* Supplied data *
━━━━━━━━━━━━━━━━━━━━

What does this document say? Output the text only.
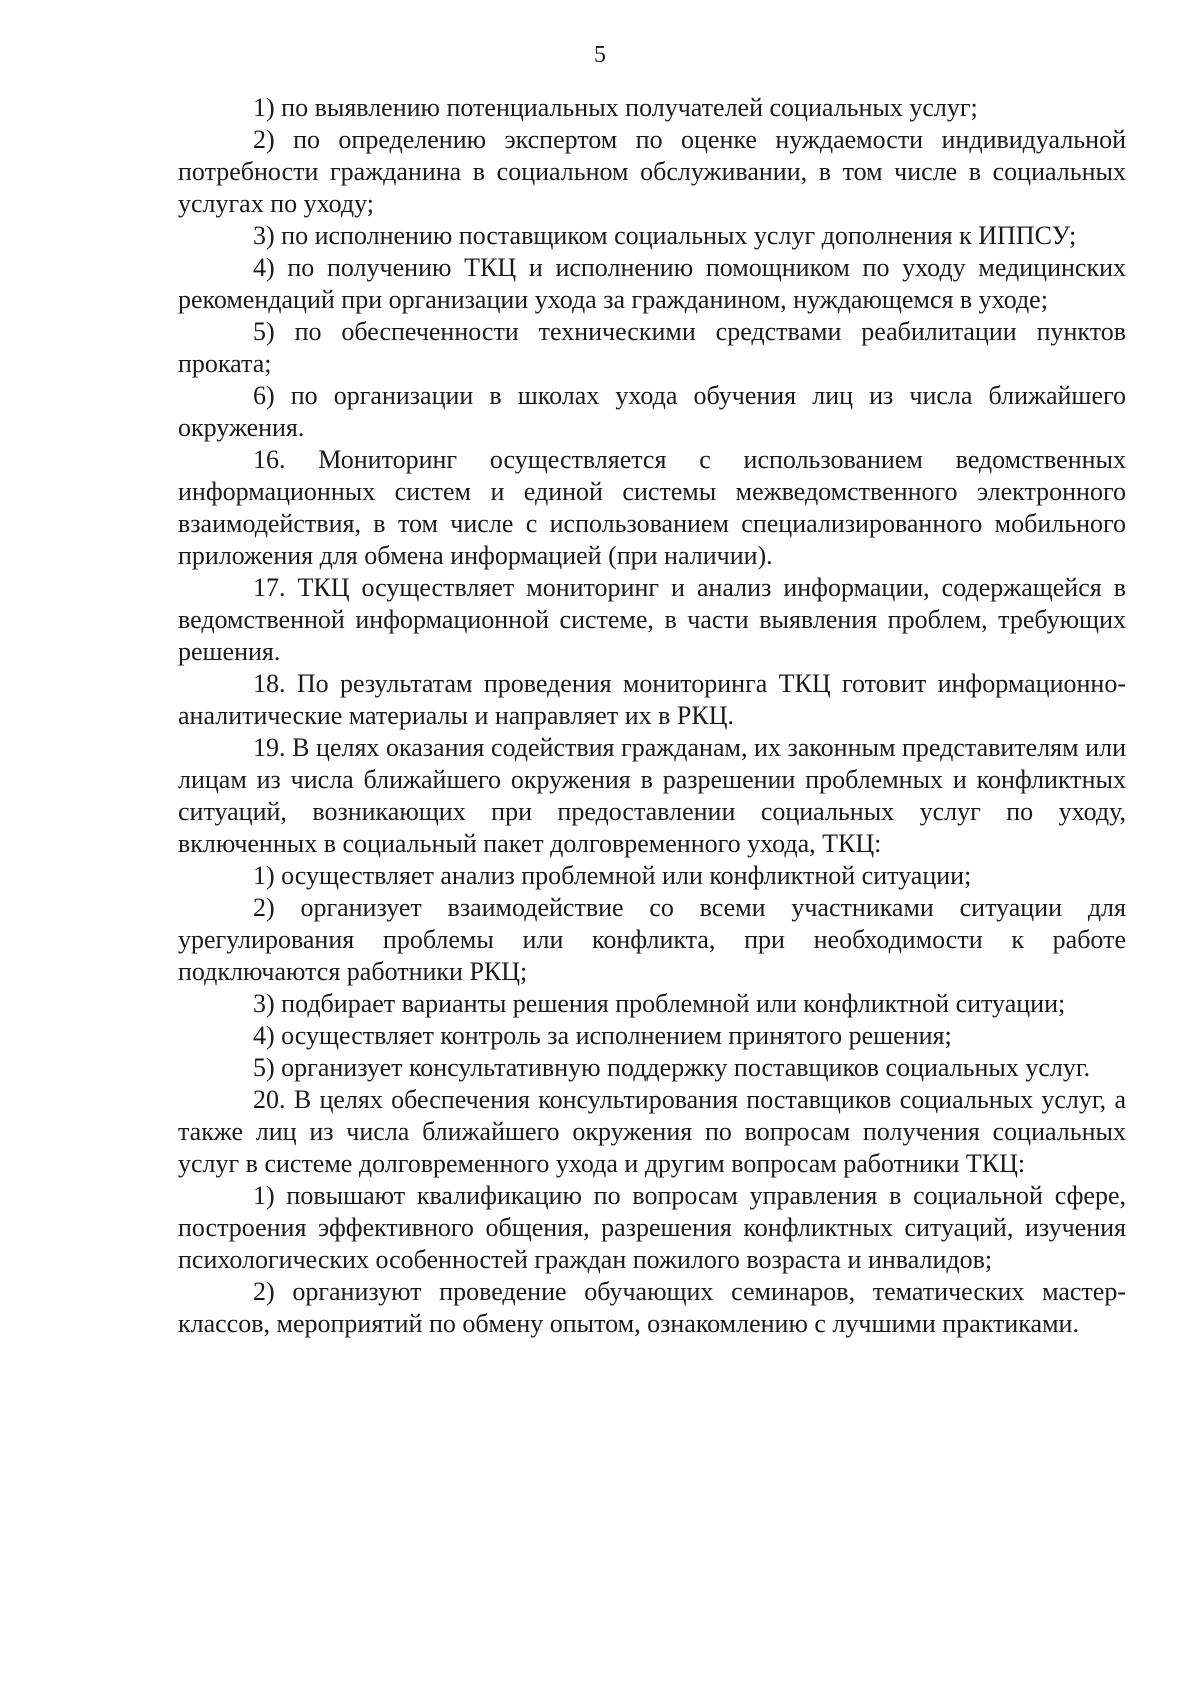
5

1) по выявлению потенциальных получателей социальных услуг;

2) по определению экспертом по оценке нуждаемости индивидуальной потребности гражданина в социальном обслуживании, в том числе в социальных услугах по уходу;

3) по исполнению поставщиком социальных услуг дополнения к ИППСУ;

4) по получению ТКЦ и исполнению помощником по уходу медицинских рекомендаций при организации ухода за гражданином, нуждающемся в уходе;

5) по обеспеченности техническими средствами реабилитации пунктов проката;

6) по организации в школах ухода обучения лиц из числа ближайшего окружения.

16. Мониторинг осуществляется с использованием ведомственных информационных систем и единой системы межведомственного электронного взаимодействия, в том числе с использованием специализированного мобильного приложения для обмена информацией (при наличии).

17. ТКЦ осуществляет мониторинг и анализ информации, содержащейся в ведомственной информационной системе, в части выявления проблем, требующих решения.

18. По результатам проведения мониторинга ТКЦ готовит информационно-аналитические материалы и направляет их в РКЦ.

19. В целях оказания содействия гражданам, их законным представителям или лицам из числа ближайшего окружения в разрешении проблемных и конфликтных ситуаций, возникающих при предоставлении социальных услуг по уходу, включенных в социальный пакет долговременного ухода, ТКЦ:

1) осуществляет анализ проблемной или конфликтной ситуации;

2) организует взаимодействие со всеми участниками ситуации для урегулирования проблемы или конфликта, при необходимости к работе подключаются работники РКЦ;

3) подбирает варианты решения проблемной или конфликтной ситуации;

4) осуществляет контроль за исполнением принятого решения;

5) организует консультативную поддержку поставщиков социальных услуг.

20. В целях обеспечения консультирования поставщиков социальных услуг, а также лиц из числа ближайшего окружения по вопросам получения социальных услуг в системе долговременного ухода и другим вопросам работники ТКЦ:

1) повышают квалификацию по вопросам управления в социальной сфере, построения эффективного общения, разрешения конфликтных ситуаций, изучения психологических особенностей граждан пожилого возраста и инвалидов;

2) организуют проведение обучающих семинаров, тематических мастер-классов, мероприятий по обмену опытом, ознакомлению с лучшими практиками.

━━━━━━━━━━━━━━━━━━━━

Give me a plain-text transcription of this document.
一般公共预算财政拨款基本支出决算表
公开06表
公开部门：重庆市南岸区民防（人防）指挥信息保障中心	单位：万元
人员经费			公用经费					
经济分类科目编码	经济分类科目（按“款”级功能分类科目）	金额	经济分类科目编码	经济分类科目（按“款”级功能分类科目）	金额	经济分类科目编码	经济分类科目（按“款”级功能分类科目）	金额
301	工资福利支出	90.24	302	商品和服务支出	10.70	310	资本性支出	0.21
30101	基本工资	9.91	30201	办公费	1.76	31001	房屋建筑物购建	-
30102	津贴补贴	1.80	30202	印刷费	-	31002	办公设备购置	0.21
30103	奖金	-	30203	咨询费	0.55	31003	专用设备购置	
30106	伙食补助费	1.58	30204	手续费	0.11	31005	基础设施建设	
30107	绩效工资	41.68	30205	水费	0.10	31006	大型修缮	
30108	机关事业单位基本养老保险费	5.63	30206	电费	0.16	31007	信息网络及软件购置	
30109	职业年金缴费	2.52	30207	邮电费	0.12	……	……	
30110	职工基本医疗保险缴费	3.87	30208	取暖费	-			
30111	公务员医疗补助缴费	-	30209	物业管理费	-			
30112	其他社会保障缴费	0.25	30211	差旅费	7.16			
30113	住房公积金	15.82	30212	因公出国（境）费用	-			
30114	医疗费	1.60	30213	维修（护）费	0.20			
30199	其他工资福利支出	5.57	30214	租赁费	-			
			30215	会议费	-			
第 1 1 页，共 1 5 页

━━━━━━━━━━━━━━━━━━━━

* Task details *
Looking at the listing above, count the lines that contain "text" and give nothing but the number.

* Problem solution *
2